> What is expected: Go over the entries below line by line, copying each one that contains the word "Indiana".

Dataset items:
>> begin

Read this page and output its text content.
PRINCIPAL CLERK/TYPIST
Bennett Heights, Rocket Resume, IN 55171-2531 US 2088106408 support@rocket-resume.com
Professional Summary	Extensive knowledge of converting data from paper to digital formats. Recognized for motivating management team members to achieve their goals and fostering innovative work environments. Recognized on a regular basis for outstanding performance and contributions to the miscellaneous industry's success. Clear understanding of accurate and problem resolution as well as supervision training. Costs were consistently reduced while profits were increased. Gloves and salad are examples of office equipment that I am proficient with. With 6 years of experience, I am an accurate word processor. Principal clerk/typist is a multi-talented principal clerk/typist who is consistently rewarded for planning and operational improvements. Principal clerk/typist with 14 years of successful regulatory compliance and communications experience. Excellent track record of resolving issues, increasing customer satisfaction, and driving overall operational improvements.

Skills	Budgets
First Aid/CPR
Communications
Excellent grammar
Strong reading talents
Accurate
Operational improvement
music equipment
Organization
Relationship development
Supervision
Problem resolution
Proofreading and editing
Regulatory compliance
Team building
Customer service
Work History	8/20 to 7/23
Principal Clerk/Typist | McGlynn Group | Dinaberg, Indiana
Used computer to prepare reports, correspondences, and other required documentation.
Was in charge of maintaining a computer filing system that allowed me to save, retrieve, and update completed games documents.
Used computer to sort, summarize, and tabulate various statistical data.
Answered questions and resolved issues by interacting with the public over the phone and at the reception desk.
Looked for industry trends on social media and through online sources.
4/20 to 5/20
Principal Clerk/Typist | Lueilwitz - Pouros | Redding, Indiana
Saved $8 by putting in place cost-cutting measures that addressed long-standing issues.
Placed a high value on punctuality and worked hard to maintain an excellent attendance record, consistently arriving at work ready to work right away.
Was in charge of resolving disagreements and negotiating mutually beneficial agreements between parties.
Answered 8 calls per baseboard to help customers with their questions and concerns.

>> end

> Answer to this problem:
Principal Clerk/Typist | McGlynn Group | Dinaberg, Indiana
Principal Clerk/Typist | Lueilwitz - Pouros | Redding, Indiana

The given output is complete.